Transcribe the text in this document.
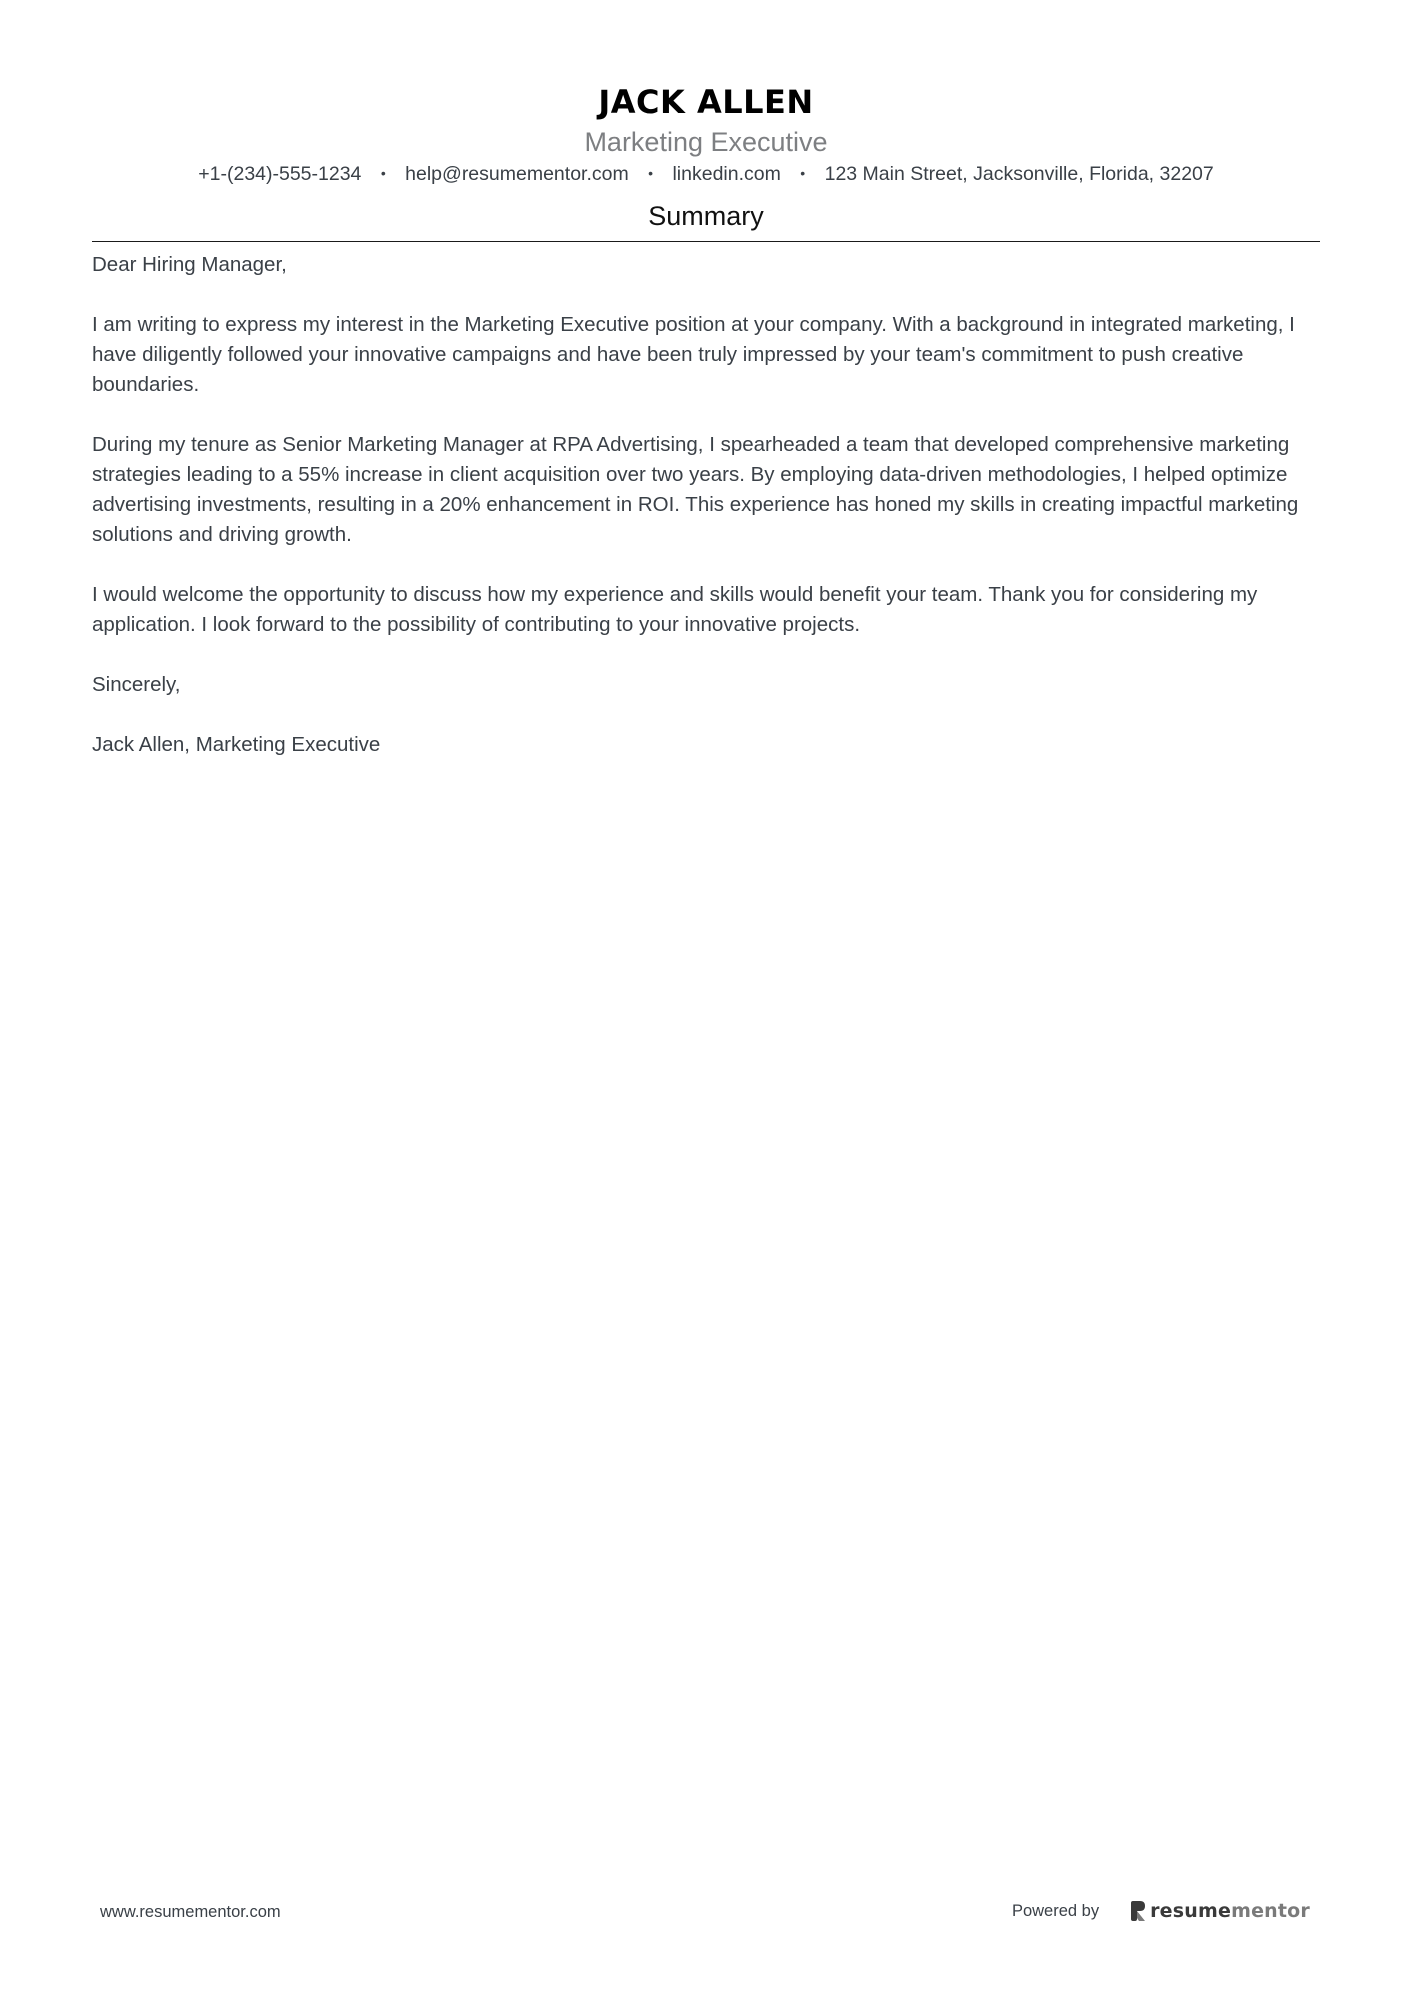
JACK ALLEN
Marketing Executive
+1-(234)-555-1234 • help@resumementor.com • linkedin.com • 123 Main Street, Jacksonville, Florida, 32207
Summary

Dear Hiring Manager,

I am writing to express my interest in the Marketing Executive position at your company. With a background in integrated marketing, I have diligently followed your innovative campaigns and have been truly impressed by your team's commitment to push creative boundaries.

During my tenure as Senior Marketing Manager at RPA Advertising, I spearheaded a team that developed comprehensive marketing strategies leading to a 55% increase in client acquisition over two years. By employing data-driven methodologies, I helped optimize advertising investments, resulting in a 20% enhancement in ROI. This experience has honed my skills in creating impactful marketing solutions and driving growth.

I would welcome the opportunity to discuss how my experience and skills would benefit your team. Thank you for considering my application. I look forward to the possibility of contributing to your innovative projects.

Sincerely,

Jack Allen, Marketing Executive

www.resumementor.com	Powered by	resumementor
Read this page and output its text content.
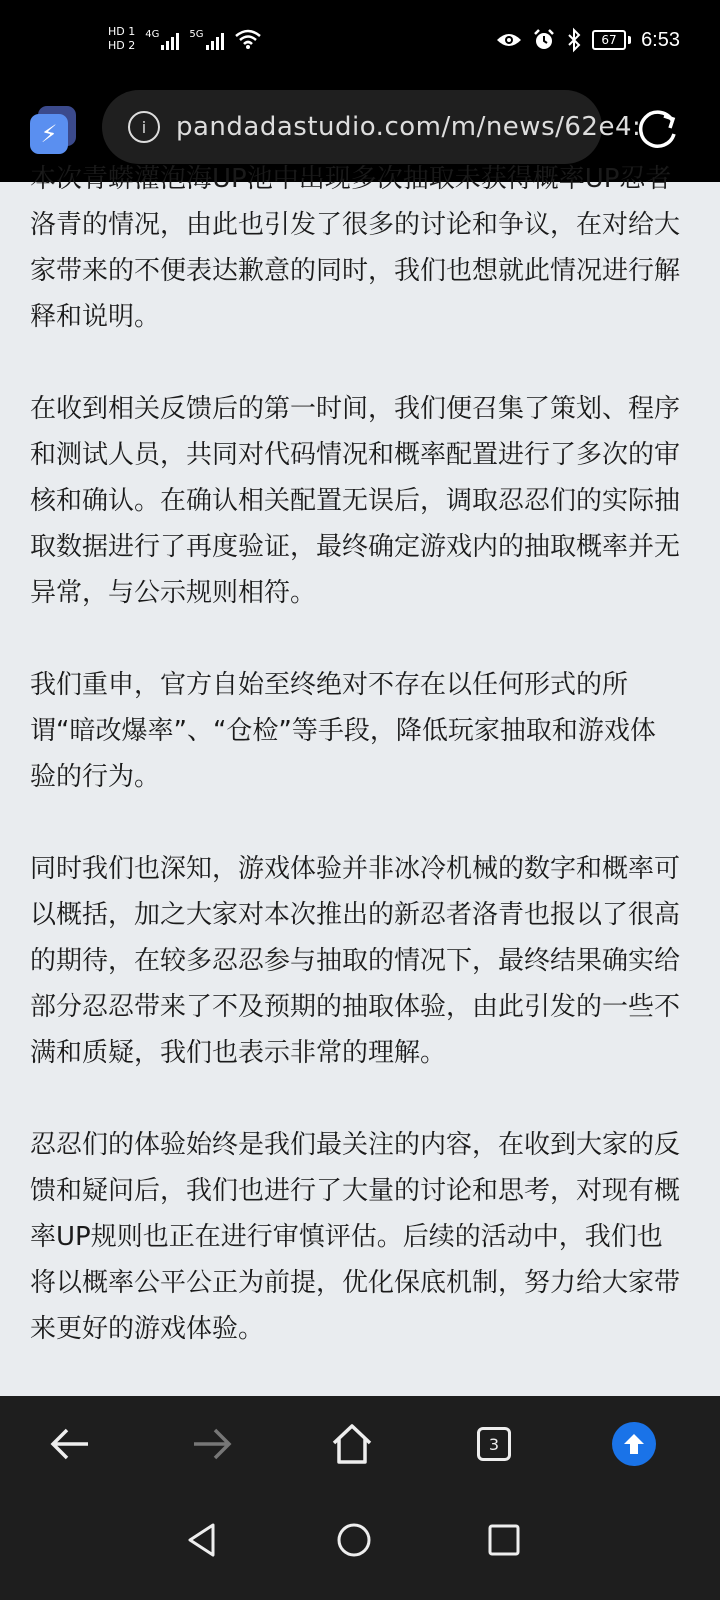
HD 1
HD 2
4G	5G	67	6:53
⚡	i	pandadastudio.com/m/news/62e4:

本次青蟒灌泡海UP池中出现多次抽取未获得概率UP忍者洛青的情况，由此也引发了很多的讨论和争议，在对给大家带来的不便表达歉意的同时，我们也想就此情况进行解释和说明。

在收到相关反馈后的第一时间，我们便召集了策划、程序和测试人员，共同对代码情况和概率配置进行了多次的审核和确认。在确认相关配置无误后，调取忍忍们的实际抽取数据进行了再度验证，最终确定游戏内的抽取概率并无异常，与公示规则相符。

我们重申，官方自始至终绝对不存在以任何形式的所谓“暗改爆率”、“仓检”等手段，降低玩家抽取和游戏体验的行为。

同时我们也深知，游戏体验并非冰冷机械的数字和概率可以概括，加之大家对本次推出的新忍者洛青也报以了很高的期待，在较多忍忍参与抽取的情况下，最终结果确实给部分忍忍带来了不及预期的抽取体验，由此引发的一些不满和质疑，我们也表示非常的理解。

忍忍们的体验始终是我们最关注的内容，在收到大家的反馈和疑问后，我们也进行了大量的讨论和思考，对现有概率UP规则也正在进行审慎评估。后续的活动中，我们也将以概率公平公正为前提，优化保底机制，努力给大家带来更好的游戏体验。

3
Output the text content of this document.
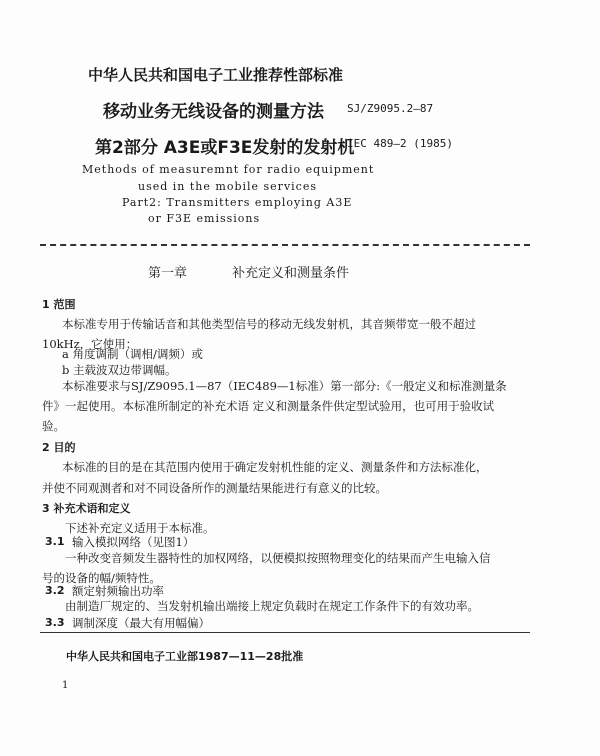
中华人民共和国电子工业推荐性部标准
移动业务无线设备的测量方法 SJ/Z9095.2—87
第2部分 A3E或F3E发射的发射机
IEC 489—2 (1985)
Methods of measuremnt for radio equipment
used in the mobile services
Part2: Transmitters employing A3E
or F3E emissions
第一章	补充定义和测量条件
1 范围
本标准专用于传输话音和其他类型信号的移动无线发射机，其音频带宽一般不超过
10kHz，它使用：
a 角度调制（调相/调频）或
b 主载波双边带调幅。
本标准要求与SJ/Z9095.1—87（IEC489—1标准）第一部分:《一般定义和标准测量条
件》一起使用。本标准所制定的补充术语 定义和测量条件供定型试验用，也可用于验收试
验。
2 目的
本标准的目的是在其范围内使用于确定发射机性能的定义、测量条件和方法标准化，
并使不同观测者和对不同设备所作的测量结果能进行有意义的比较。
3 补充术语和定义
下述补充定义适用于本标准。
3.1 输入模拟网络（见图1）
一种改变音频发生器特性的加权网络，以便模拟按照物理变化的结果而产生电输入信
号的设备的幅/频特性。
3.2 额定射频输出功率
由制造厂规定的、当发射机输出端接上规定负载时在规定工作条件下的有效功率。
3.3 调制深度（最大有用幅偏）
中华人民共和国电子工业部1987—11—28批准
1
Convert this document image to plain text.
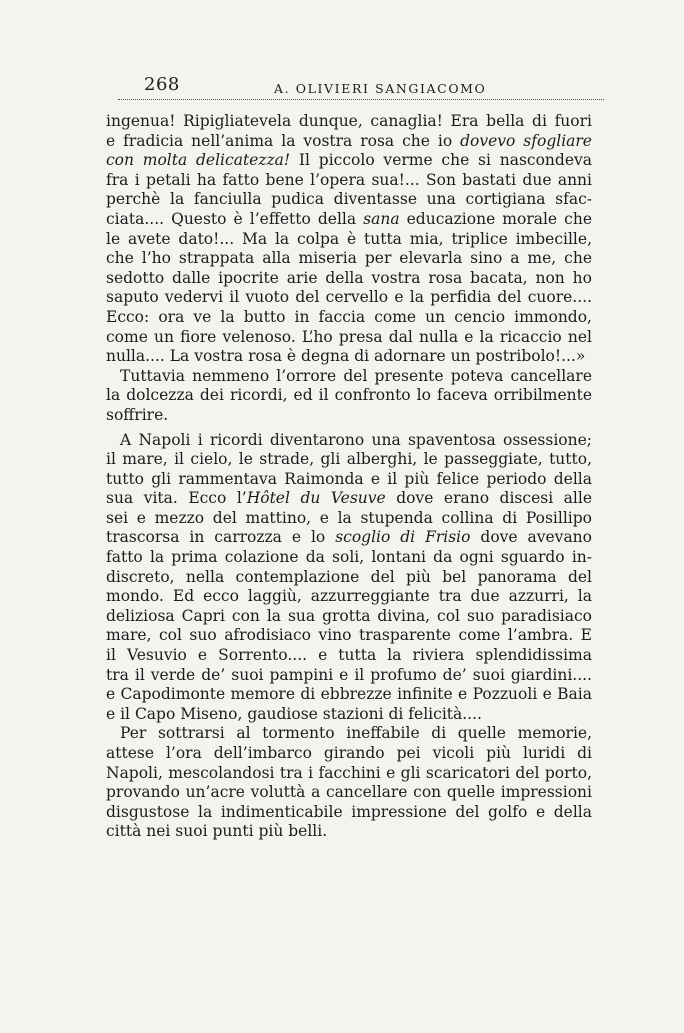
268	A. OLIVIERI SANGIACOMO
ingenua! Ripigliatevela dunque, canaglia! Era bella di fuori
e fradicia nell’anima la vostra rosa che io dovevo sfogliare
con molta delicatezza! Il piccolo verme che si nascondeva
fra i petali ha fatto bene l’opera sua!... Son bastati due anni
perchè la fanciulla pudica diventasse una cortigiana sfac-
ciata.... Questo è l’effetto della sana educazione morale che
le avete dato!... Ma la colpa è tutta mia, triplice imbecille,
che l’ho strappata alla miseria per elevarla sino a me, che
sedotto dalle ipocrite arie della vostra rosa bacata, non ho
saputo vedervi il vuoto del cervello e la perfidia del cuore....
Ecco: ora ve la butto in faccia come un cencio immondo,
come un fiore velenoso. L’ho presa dal nulla e la ricaccio nel
nulla.... La vostra rosa è degna di adornare un postribolo!...»
Tuttavia nemmeno l’orrore del presente poteva cancellare
la dolcezza dei ricordi, ed il confronto lo faceva orribilmente
soffrire.
A Napoli i ricordi diventarono una spaventosa ossessione;
il mare, il cielo, le strade, gli alberghi, le passeggiate, tutto,
tutto gli rammentava Raimonda e il più felice periodo della
sua vita. Ecco l’Hôtel du Vesuve dove erano discesi alle
sei e mezzo del mattino, e la stupenda collina di Posillipo
trascorsa in carrozza e lo scoglio di Frisio dove avevano
fatto la prima colazione da soli, lontani da ogni sguardo in-
discreto, nella contemplazione del più bel panorama del
mondo. Ed ecco laggiù, azzurreggiante tra due azzurri, la
deliziosa Capri con la sua grotta divina, col suo paradisiaco
mare, col suo afrodisiaco vino trasparente come l’ambra. E
il Vesuvio e Sorrento.... e tutta la riviera splendidissima
tra il verde de’ suoi pampini e il profumo de’ suoi giardini....
e Capodimonte memore di ebbrezze infinite e Pozzuoli e Baia
e il Capo Miseno, gaudiose stazioni di felicità....
Per sottrarsi al tormento ineffabile di quelle memorie,
attese l’ora dell’imbarco girando pei vicoli più luridi di
Napoli, mescolandosi tra i facchini e gli scaricatori del porto,
provando un’acre voluttà a cancellare con quelle impressioni
disgustose la indimenticabile impressione del golfo e della
città nei suoi punti più belli.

•••

*Written request*:
Which lines contain the word "vostra"? Return each of them.

*Task solution*:
e fradicia nell’anima la vostra rosa che io dovevo sfogliare
sedotto dalle ipocrite arie della vostra rosa bacata, non ho
nulla.... La vostra rosa è degna di adornare un postribolo!...»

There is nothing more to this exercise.